Below are some records; reproduce every one of them exactly.

Figure data in JSON.
+---+

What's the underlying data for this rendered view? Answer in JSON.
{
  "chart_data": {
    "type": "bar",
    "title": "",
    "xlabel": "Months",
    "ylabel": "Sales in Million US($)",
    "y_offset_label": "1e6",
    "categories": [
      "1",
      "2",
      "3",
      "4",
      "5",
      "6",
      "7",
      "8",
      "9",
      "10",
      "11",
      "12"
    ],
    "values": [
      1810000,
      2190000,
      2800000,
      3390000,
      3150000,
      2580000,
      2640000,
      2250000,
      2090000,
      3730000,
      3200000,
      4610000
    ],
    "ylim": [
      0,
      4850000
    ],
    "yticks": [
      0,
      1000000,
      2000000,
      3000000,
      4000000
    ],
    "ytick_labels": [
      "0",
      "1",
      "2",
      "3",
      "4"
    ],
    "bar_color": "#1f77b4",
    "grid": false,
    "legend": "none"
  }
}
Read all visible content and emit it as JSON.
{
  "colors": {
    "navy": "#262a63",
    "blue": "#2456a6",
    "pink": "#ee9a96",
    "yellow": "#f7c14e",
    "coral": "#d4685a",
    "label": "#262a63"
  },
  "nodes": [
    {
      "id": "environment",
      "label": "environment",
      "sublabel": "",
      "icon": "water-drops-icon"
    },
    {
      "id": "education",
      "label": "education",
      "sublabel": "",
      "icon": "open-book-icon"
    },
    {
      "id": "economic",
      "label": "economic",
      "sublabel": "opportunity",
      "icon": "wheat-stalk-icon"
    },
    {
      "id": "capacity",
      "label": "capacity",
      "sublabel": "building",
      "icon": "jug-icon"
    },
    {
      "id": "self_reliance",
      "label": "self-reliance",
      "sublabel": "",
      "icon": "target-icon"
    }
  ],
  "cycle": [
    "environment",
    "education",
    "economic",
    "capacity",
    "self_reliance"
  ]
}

+---+

Full answer.
What's the underlying data for this rendered view? Answer in JSON.
{
  "chart_data": {
    "type": "bar",
    "title": "",
    "xlabel": "Months",
    "ylabel": "Sales in Million US($)",
    "y_offset_label": "1e6",
    "categories": [
      "1",
      "2",
      "3",
      "4",
      "5",
      "6",
      "7",
      "8",
      "9",
      "10",
      "11",
      "12"
    ],
    "values": [
      1810000,
      2190000,
      2800000,
      3390000,
      3150000,
      2580000,
      2640000,
      2250000,
      2090000,
      3730000,
      3200000,
      4610000
    ],
    "ylim": [
      0,
      4850000
    ],
    "yticks": [
      0,
      1000000,
      2000000,
      3000000,
      4000000
    ],
    "ytick_labels": [
      "0",
      "1",
      "2",
      "3",
      "4"
    ],
    "bar_color": "#1f77b4",
    "grid": false,
    "legend": "none"
  }
}
Read all visible content and emit it as JSON.
{
  "colors": {
    "navy": "#262a63",
    "blue": "#2456a6",
    "pink": "#ee9a96",
    "yellow": "#f7c14e",
    "coral": "#d4685a",
    "label": "#262a63"
  },
  "nodes": [
    {
      "id": "environment",
      "label": "environment",
      "sublabel": "",
      "icon": "water-drops-icon"
    },
    {
      "id": "education",
      "label": "education",
      "sublabel": "",
      "icon": "open-book-icon"
    },
    {
      "id": "economic",
      "label": "economic",
      "sublabel": "opportunity",
      "icon": "wheat-stalk-icon"
    },
    {
      "id": "capacity",
      "label": "capacity",
      "sublabel": "building",
      "icon": "jug-icon"
    },
    {
      "id": "self_reliance",
      "label": "self-reliance",
      "sublabel": "",
      "icon": "target-icon"
    }
  ],
  "cycle": [
    "environment",
    "education",
    "economic",
    "capacity",
    "self_reliance"
  ]
}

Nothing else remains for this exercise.